- [WORK REQUEST A]:
Can you output the passage of the cable-marketing article that starts with "For TCI's north-central" and goes on through "of communications."?
- [WORK REQUEST B]:
In the cable-marketing article, which marketing methods does Scott Sobel name in the quote that begins "We use sign-up fairs"?
- [WORK REQUEST C]:
Could you resume the article on cable companies marketing to college students from where it stops?

- [PAGE EXTRACT]:
※

At Eastern Michigan and Michigan, MediaOne will roll out a
resident-assistant program this fall that will reward RAs who help the company in its
marketing and promotions. At Ohio State, Time Warner participates in co-op programs with
local merchants, primarily to attract off-campus sign-ups, among many other promotions.
"It is the fun stuff," Psigoda said. "We
have segmented mail to returning students and billboards, and all of our marketing themes
take on a college-return-type presence. We have point-of-purchase displays, and we have
sales reps working near campus so that we can do same-day or next-day installations. Every
year, we try to embellish it a little bit more."
For TCI's north-central region, which serves 18
colleges and universities -- including the 42,000-student Michigan State University --
intensive marketing to students is an everyday affair, said Scott Sobel, regional director
of communications.
"We use sign-up fairs, advertising on university
channels, direct mail, door-to-door -- whatever variations we can think of. These are
valued clients. We afford them the same respect and the same attention as we do everybody
else. In marketing to universities, you have an educated, savvy, younger population
that's very attracted to the cable industry and that's all in one place,"
Sobel said.

※

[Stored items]
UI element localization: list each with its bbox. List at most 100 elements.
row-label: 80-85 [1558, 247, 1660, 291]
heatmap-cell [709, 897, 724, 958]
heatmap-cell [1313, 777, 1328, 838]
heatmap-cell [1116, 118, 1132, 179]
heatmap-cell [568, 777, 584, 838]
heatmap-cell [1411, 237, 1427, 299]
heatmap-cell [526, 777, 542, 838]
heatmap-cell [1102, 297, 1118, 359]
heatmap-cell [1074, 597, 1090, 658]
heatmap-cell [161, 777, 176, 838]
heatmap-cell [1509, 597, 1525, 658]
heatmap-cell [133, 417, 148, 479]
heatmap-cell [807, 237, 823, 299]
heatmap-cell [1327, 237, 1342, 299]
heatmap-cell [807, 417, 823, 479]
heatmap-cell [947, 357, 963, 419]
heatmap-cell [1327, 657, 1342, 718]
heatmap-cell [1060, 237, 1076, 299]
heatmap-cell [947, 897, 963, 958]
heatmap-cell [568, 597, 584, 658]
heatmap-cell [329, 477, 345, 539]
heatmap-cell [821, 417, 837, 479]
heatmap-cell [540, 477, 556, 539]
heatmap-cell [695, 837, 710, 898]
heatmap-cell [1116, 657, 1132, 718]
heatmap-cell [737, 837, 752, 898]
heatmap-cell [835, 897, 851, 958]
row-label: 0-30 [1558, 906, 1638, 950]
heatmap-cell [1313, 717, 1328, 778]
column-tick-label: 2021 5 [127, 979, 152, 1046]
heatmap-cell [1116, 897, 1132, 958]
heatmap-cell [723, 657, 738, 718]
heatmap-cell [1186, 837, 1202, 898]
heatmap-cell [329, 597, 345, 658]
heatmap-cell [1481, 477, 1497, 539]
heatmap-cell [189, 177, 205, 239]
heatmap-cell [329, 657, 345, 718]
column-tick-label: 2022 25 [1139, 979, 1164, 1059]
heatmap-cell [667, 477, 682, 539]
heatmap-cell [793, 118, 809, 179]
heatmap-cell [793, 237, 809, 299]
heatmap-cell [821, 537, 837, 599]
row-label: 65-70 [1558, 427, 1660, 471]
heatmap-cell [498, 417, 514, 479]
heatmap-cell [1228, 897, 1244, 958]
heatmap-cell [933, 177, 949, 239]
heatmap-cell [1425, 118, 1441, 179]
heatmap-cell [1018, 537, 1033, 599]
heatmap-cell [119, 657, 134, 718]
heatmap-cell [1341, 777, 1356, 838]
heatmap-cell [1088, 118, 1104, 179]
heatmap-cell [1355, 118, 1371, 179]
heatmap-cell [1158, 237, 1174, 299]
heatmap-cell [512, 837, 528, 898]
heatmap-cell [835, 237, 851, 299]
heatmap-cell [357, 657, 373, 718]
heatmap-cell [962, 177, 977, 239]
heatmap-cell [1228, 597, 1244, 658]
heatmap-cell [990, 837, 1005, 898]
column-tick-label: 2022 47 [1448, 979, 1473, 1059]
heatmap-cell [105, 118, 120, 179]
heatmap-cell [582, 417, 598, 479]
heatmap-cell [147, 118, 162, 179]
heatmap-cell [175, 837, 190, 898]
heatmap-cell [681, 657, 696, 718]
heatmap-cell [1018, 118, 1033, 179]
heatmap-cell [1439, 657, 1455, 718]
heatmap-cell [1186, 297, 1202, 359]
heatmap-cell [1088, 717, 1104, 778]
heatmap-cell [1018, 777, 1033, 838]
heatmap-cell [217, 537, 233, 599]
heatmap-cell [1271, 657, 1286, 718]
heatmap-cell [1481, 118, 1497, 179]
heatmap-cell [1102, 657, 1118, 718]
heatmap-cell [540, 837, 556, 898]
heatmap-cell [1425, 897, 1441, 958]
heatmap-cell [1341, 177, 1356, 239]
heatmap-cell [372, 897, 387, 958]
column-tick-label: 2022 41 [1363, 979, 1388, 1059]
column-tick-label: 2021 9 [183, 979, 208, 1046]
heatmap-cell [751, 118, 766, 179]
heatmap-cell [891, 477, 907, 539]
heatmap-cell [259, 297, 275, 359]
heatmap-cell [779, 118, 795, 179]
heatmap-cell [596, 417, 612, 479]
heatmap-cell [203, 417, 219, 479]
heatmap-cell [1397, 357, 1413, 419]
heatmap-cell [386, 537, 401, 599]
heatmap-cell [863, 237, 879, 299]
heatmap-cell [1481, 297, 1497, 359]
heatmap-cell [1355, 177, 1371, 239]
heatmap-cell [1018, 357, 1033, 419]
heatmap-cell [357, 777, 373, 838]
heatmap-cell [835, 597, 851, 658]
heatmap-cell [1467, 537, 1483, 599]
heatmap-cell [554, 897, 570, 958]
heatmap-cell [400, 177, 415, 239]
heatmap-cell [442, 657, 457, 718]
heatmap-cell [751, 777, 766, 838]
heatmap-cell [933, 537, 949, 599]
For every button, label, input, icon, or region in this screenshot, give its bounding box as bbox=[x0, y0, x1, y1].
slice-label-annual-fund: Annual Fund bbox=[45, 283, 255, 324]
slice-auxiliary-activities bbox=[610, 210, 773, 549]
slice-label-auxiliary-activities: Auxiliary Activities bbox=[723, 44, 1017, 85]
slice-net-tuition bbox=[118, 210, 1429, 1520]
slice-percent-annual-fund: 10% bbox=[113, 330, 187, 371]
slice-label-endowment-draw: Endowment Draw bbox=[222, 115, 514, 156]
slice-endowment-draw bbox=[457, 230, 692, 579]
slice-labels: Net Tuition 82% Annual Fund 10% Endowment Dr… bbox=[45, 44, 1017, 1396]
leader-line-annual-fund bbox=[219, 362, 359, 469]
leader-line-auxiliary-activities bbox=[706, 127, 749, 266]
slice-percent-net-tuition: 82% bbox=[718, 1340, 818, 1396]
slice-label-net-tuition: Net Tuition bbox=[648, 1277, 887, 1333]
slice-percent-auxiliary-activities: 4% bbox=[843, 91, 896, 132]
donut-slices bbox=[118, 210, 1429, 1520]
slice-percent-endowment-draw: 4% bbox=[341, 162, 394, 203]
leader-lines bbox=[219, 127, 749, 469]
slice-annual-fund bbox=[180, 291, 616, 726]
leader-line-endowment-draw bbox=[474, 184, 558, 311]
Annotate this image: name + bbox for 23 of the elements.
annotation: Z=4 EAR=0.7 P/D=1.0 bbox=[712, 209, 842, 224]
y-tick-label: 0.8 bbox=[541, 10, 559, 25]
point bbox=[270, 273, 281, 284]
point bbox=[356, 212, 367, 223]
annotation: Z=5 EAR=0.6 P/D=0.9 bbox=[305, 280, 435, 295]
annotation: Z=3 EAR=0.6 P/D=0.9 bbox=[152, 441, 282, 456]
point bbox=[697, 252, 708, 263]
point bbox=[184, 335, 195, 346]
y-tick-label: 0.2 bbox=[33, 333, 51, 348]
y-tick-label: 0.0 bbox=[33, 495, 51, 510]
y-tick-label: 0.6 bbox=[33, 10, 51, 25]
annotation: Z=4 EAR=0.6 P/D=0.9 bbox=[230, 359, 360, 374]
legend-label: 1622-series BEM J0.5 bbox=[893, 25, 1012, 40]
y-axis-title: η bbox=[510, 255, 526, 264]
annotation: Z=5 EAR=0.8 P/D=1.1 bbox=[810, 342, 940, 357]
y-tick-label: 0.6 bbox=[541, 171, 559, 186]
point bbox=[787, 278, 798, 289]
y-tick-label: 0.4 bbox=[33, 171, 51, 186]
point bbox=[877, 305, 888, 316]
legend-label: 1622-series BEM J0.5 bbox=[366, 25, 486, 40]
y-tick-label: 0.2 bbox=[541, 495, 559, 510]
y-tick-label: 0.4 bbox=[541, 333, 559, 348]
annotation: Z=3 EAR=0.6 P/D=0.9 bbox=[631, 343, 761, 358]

※

- [TASK RESPONSE A]:
For TCI's north-central region, which serves 18
colleges and universities -- including the 42,000-student Michigan State University --
intensive marketing to students is an everyday affair, said Scott Sobel, regional director
of communications.

- [TASK RESPONSE B]:
sign-up fairs; advertising on university channels; direct mail; door-to-door

- [TASK RESPONSE C]:
NEW SERVICES
TO STUDENTS
New services are also playing a part in operators'
determination to keep their campus customers. MediaOne is exploring the possibility of
offering its MediaOne Express high-speed-data service to Michigan and Eastern Michigan
personnel who live off campus, while InterMedia is talking with Vanderbilt University
about bulk @Home Network cable-modem service -- even though Vanderbilt rejects video
services for its dorms.
Like it or not, cable operators are showing new flexibility
in meeting university needs, as operators that insist on nothing but standard bulk
packages could find themselves on the outside looking in.
In western Pennsylvania, TCI of Pennsylvania serves 13
institutions in and around Pittsburgh, but fewer than one-half through bulk arrangements.
And the operator realizes that it needs to remain flexible in the face of competition.
Geneva College in Beaver Falls, Pa., asked TCI of
Pennsylvania to trap out MTV: Music Television and to provide premium services to graduate
students only, and the University of Pittsburgh asked the operator to add Black
Entertainment Television to its package. TCI complied in both cases.
In a program that was just implemented, TCI of Pennsylvania
is teaming up with HBO to transform the challenge of converter retrieval into a pleasant
experience for all. Now, students who turn in their converters promptly will receive
"HBO on Campus" T-shirts.
"We have to be flexible," said Devon George, the
company's customer-service manager for sales and products. "We need to be
flexible to compete."
NOTHING FOR GRANTED
Finally, operators are finding that one of the best ways to
reinforce their campus relationships is through partnerships.
Robert Morris College, a business-focused institution with
a campus near Coraopolis, Pa., west of Pittsburgh, has had cable in its dorms for about 30
years, but Donna Gruseck, general manager of Time Warner in Coraopolis, isn't taking
anything for granted. The company provides a Robert Morris-programmed channel seen
throughout the 16,500-subscriber Coraopolis system; it purchases RMC basketball tickets
that it distributes to customers; and it has helped the college to complete the wiring for
a separate coaxial loop that will feed information kiosks throughout the campus.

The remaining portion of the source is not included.